(Saved entries)
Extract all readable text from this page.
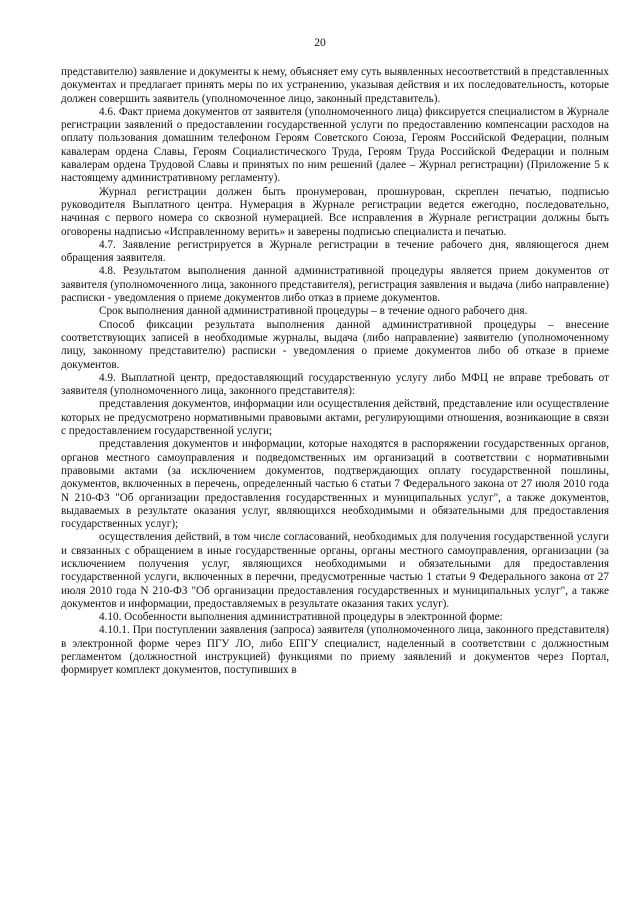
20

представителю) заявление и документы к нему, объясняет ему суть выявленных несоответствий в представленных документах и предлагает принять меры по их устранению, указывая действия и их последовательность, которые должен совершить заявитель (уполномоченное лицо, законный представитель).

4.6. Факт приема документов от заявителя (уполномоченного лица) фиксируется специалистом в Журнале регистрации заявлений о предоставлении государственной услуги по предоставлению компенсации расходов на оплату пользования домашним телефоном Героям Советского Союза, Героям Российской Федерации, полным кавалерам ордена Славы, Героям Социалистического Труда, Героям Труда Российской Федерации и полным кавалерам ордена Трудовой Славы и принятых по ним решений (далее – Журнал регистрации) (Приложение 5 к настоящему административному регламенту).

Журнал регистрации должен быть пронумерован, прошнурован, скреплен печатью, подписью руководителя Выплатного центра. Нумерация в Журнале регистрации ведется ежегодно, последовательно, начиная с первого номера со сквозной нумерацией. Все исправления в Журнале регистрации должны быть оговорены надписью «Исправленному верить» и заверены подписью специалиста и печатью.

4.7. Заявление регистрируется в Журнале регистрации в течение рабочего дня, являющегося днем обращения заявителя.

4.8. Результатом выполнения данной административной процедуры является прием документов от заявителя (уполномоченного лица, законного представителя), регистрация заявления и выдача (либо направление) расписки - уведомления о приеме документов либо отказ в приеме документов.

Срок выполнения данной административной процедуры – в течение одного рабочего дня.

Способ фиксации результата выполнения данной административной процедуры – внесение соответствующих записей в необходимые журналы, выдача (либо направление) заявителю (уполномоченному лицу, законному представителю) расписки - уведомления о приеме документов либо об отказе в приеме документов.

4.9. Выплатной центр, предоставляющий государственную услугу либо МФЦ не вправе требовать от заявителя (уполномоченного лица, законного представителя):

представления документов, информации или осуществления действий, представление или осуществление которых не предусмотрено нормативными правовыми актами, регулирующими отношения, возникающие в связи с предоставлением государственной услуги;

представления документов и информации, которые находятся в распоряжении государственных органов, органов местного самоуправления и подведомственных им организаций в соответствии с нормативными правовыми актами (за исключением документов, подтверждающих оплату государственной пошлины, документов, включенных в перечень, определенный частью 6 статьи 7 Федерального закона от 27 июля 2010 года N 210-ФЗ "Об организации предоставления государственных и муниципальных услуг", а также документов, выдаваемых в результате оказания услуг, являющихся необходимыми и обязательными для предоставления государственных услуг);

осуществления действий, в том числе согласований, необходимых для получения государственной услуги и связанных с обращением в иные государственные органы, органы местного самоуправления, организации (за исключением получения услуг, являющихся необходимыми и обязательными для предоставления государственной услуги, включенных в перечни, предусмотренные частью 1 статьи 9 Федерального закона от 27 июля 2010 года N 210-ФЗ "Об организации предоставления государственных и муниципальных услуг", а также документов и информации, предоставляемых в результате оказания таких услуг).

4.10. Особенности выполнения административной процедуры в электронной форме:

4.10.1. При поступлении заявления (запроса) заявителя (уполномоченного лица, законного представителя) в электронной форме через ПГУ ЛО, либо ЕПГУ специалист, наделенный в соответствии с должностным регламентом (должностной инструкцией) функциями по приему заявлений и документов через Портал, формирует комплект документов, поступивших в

...

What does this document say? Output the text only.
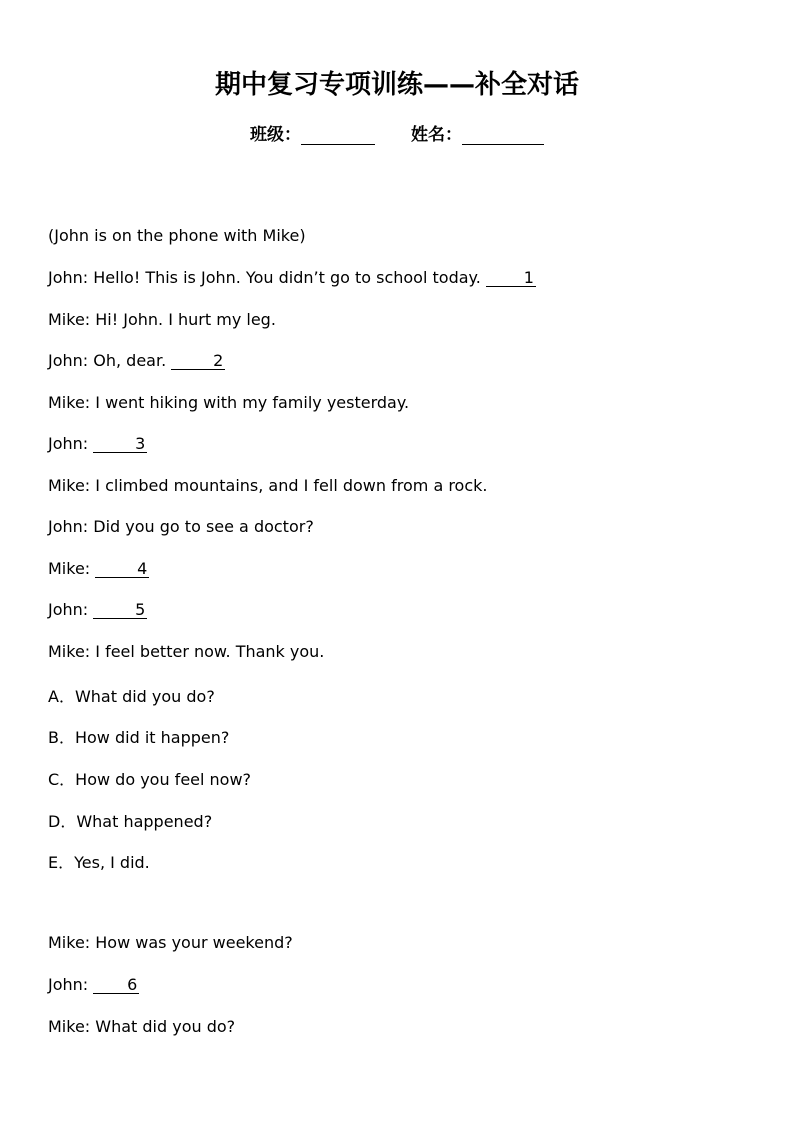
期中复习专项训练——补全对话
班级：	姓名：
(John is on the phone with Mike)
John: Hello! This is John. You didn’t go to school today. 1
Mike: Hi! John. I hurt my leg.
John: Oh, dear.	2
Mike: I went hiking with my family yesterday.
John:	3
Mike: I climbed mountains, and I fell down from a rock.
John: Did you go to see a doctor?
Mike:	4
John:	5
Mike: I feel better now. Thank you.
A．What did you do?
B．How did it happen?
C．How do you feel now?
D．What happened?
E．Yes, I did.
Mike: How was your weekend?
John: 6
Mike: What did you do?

[Brief] Pull out each line holding the string "What".

[Finished answer]
What does this document say? Output the text only.
A．What did you do?
D．What happened?
Mike: What did you do?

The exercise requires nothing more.